> _Your objective_
Quote every line of the records below verbatim, without any alteration.

----

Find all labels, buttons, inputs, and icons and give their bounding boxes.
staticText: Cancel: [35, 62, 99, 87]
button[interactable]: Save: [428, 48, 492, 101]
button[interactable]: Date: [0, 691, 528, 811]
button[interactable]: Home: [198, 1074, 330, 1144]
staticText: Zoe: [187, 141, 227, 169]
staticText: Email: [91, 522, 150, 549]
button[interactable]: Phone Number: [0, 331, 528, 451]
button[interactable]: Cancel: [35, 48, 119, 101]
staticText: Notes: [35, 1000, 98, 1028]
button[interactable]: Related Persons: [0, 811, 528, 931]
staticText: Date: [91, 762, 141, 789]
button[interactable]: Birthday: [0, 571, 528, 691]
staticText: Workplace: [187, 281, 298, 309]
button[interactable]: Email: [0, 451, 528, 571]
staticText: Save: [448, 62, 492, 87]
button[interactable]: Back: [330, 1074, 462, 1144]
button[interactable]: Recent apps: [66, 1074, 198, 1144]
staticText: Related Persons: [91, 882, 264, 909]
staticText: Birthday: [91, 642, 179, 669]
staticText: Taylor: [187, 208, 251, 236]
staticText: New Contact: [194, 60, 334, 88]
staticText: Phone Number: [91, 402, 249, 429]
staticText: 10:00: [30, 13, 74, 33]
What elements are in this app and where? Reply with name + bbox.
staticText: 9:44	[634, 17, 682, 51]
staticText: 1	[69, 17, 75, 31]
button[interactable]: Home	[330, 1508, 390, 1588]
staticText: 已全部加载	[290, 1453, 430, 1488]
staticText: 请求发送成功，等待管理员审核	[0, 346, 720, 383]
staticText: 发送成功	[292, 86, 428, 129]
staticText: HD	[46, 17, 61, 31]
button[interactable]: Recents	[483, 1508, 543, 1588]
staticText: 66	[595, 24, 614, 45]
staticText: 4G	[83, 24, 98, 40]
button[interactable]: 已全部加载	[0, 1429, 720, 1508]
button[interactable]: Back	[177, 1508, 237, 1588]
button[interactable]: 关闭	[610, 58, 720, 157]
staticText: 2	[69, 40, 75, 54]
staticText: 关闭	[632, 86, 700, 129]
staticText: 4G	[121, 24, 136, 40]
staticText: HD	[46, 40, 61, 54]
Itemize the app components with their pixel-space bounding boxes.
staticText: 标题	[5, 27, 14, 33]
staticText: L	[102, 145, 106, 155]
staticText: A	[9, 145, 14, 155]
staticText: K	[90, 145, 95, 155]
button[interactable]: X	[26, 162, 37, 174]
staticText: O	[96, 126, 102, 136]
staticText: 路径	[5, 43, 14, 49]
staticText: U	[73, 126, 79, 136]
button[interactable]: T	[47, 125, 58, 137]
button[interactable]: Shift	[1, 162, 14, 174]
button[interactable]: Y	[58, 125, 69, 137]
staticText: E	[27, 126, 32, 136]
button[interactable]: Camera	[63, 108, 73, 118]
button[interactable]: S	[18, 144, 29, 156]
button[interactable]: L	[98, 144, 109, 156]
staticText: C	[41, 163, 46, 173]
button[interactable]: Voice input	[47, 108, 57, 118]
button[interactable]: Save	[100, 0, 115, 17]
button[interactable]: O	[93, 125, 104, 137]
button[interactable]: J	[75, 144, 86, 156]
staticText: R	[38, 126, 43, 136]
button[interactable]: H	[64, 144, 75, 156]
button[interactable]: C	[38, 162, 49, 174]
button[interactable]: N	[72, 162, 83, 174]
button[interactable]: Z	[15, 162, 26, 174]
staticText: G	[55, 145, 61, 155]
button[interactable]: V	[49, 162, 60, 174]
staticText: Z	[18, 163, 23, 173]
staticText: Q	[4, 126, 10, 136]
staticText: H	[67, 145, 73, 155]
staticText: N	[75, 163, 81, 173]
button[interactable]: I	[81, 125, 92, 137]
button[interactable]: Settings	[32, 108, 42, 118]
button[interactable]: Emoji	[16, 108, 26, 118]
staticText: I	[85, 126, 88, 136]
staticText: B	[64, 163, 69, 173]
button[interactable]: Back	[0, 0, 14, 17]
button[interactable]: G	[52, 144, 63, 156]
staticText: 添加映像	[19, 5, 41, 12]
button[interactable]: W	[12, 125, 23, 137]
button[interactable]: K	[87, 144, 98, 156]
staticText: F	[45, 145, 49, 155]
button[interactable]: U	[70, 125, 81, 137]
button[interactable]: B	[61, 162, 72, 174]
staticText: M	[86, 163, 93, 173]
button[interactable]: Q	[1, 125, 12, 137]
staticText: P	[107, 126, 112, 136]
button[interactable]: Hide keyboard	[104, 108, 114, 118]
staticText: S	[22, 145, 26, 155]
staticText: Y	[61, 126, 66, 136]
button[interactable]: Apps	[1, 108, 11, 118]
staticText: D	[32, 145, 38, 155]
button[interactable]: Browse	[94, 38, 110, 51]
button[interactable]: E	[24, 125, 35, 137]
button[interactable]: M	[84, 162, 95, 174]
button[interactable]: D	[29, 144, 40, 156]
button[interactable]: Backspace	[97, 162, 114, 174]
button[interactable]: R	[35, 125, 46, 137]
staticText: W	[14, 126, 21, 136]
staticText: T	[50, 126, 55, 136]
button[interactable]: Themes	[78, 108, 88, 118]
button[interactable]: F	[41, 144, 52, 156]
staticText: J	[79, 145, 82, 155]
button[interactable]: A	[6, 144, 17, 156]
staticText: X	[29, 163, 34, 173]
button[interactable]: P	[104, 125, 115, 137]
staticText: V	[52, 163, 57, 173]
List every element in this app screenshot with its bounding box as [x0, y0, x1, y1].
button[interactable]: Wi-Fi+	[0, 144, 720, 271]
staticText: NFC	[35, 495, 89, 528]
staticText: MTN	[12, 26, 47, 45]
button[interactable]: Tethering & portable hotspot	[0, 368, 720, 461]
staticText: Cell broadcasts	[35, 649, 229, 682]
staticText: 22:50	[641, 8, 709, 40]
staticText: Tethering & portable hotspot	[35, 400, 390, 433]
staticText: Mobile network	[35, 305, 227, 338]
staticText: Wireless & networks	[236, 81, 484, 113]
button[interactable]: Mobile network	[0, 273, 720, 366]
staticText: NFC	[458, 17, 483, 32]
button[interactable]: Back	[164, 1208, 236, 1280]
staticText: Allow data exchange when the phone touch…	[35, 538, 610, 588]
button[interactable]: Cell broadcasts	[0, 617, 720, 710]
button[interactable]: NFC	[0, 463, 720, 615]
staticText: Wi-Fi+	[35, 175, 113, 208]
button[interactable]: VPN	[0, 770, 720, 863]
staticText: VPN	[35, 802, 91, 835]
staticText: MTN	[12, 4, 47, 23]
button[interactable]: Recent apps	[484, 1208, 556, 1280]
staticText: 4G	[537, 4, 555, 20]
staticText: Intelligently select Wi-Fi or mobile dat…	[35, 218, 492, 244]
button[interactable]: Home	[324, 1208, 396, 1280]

----

> _Full solution_
Find all labels, buttons, inputs, and icons and give their bounding boxes.
staticText: Cancel: [35, 62, 99, 87]
button[interactable]: Save: [428, 48, 492, 101]
button[interactable]: Date: [0, 691, 528, 811]
button[interactable]: Home: [198, 1074, 330, 1144]
staticText: Zoe: [187, 141, 227, 169]
staticText: Email: [91, 522, 150, 549]
button[interactable]: Phone Number: [0, 331, 528, 451]
button[interactable]: Cancel: [35, 48, 119, 101]
staticText: Notes: [35, 1000, 98, 1028]
button[interactable]: Related Persons: [0, 811, 528, 931]
staticText: Date: [91, 762, 141, 789]
button[interactable]: Birthday: [0, 571, 528, 691]
staticText: Workplace: [187, 281, 298, 309]
button[interactable]: Email: [0, 451, 528, 571]
staticText: Save: [448, 62, 492, 87]
button[interactable]: Back: [330, 1074, 462, 1144]
button[interactable]: Recent apps: [66, 1074, 198, 1144]
staticText: Related Persons: [91, 882, 264, 909]
staticText: Birthday: [91, 642, 179, 669]
staticText: Taylor: [187, 208, 251, 236]
staticText: New Contact: [194, 60, 334, 88]
staticText: Phone Number: [91, 402, 249, 429]
staticText: 10:00: [30, 13, 74, 33]
What elements are in this app and where? Reply with name + bbox.
staticText: 9:44	[634, 17, 682, 51]
staticText: 1	[69, 17, 75, 31]
button[interactable]: Home	[330, 1508, 390, 1588]
staticText: 已全部加载	[290, 1453, 430, 1488]
staticText: 请求发送成功，等待管理员审核	[0, 346, 720, 383]
staticText: 发送成功	[292, 86, 428, 129]
staticText: HD	[46, 17, 61, 31]
button[interactable]: Recents	[483, 1508, 543, 1588]
staticText: 66	[595, 24, 614, 45]
staticText: 4G	[83, 24, 98, 40]
button[interactable]: 已全部加载	[0, 1429, 720, 1508]
button[interactable]: Back	[177, 1508, 237, 1588]
button[interactable]: 关闭	[610, 58, 720, 157]
staticText: 2	[69, 40, 75, 54]
staticText: 关闭	[632, 86, 700, 129]
staticText: 4G	[121, 24, 136, 40]
staticText: HD	[46, 40, 61, 54]
Itemize the app components with their pixel-space bounding boxes.
staticText: 标题	[5, 27, 14, 33]
staticText: L	[102, 145, 106, 155]
staticText: A	[9, 145, 14, 155]
staticText: K	[90, 145, 95, 155]
button[interactable]: X	[26, 162, 37, 174]
staticText: O	[96, 126, 102, 136]
staticText: 路径	[5, 43, 14, 49]
staticText: U	[73, 126, 79, 136]
button[interactable]: T	[47, 125, 58, 137]
button[interactable]: Shift	[1, 162, 14, 174]
button[interactable]: Y	[58, 125, 69, 137]
staticText: E	[27, 126, 32, 136]
button[interactable]: Camera	[63, 108, 73, 118]
button[interactable]: S	[18, 144, 29, 156]
button[interactable]: L	[98, 144, 109, 156]
staticText: C	[41, 163, 46, 173]
button[interactable]: Voice input	[47, 108, 57, 118]
button[interactable]: Save	[100, 0, 115, 17]
button[interactable]: O	[93, 125, 104, 137]
button[interactable]: J	[75, 144, 86, 156]
staticText: R	[38, 126, 43, 136]
button[interactable]: H	[64, 144, 75, 156]
button[interactable]: C	[38, 162, 49, 174]
button[interactable]: N	[72, 162, 83, 174]
button[interactable]: Z	[15, 162, 26, 174]
staticText: G	[55, 145, 61, 155]
button[interactable]: V	[49, 162, 60, 174]
staticText: Z	[18, 163, 23, 173]
staticText: Q	[4, 126, 10, 136]
staticText: H	[67, 145, 73, 155]
staticText: N	[75, 163, 81, 173]
button[interactable]: I	[81, 125, 92, 137]
button[interactable]: Settings	[32, 108, 42, 118]
button[interactable]: Emoji	[16, 108, 26, 118]
staticText: I	[85, 126, 88, 136]
staticText: B	[64, 163, 69, 173]
button[interactable]: Back	[0, 0, 14, 17]
button[interactable]: G	[52, 144, 63, 156]
staticText: 添加映像	[19, 5, 41, 12]
button[interactable]: W	[12, 125, 23, 137]
button[interactable]: K	[87, 144, 98, 156]
staticText: F	[45, 145, 49, 155]
button[interactable]: U	[70, 125, 81, 137]
button[interactable]: B	[61, 162, 72, 174]
staticText: M	[86, 163, 93, 173]
button[interactable]: Q	[1, 125, 12, 137]
staticText: P	[107, 126, 112, 136]
button[interactable]: Hide keyboard	[104, 108, 114, 118]
staticText: S	[22, 145, 26, 155]
staticText: Y	[61, 126, 66, 136]
button[interactable]: Apps	[1, 108, 11, 118]
staticText: D	[32, 145, 38, 155]
button[interactable]: Browse	[94, 38, 110, 51]
button[interactable]: E	[24, 125, 35, 137]
button[interactable]: M	[84, 162, 95, 174]
button[interactable]: D	[29, 144, 40, 156]
button[interactable]: Backspace	[97, 162, 114, 174]
button[interactable]: R	[35, 125, 46, 137]
staticText: W	[14, 126, 21, 136]
staticText: T	[50, 126, 55, 136]
button[interactable]: Themes	[78, 108, 88, 118]
button[interactable]: F	[41, 144, 52, 156]
staticText: J	[79, 145, 82, 155]
button[interactable]: A	[6, 144, 17, 156]
staticText: X	[29, 163, 34, 173]
button[interactable]: P	[104, 125, 115, 137]
staticText: V	[52, 163, 57, 173]
List every element in this app screenshot with its bounding box as [x0, y0, x1, y1].
button[interactable]: Wi-Fi+	[0, 144, 720, 271]
staticText: NFC	[35, 495, 89, 528]
staticText: MTN	[12, 26, 47, 45]
button[interactable]: Tethering & portable hotspot	[0, 368, 720, 461]
staticText: Cell broadcasts	[35, 649, 229, 682]
staticText: 22:50	[641, 8, 709, 40]
staticText: Tethering & portable hotspot	[35, 400, 390, 433]
staticText: Mobile network	[35, 305, 227, 338]
staticText: Wireless & networks	[236, 81, 484, 113]
button[interactable]: Mobile network	[0, 273, 720, 366]
staticText: NFC	[458, 17, 483, 32]
button[interactable]: Back	[164, 1208, 236, 1280]
staticText: Allow data exchange when the phone touch…	[35, 538, 610, 588]
button[interactable]: Cell broadcasts	[0, 617, 720, 710]
button[interactable]: NFC	[0, 463, 720, 615]
staticText: Wi-Fi+	[35, 175, 113, 208]
button[interactable]: VPN	[0, 770, 720, 863]
staticText: VPN	[35, 802, 91, 835]
staticText: MTN	[12, 4, 47, 23]
button[interactable]: Recent apps	[484, 1208, 556, 1280]
staticText: 4G	[537, 4, 555, 20]
staticText: Intelligently select Wi-Fi or mobile dat…	[35, 218, 492, 244]
button[interactable]: Home	[324, 1208, 396, 1280]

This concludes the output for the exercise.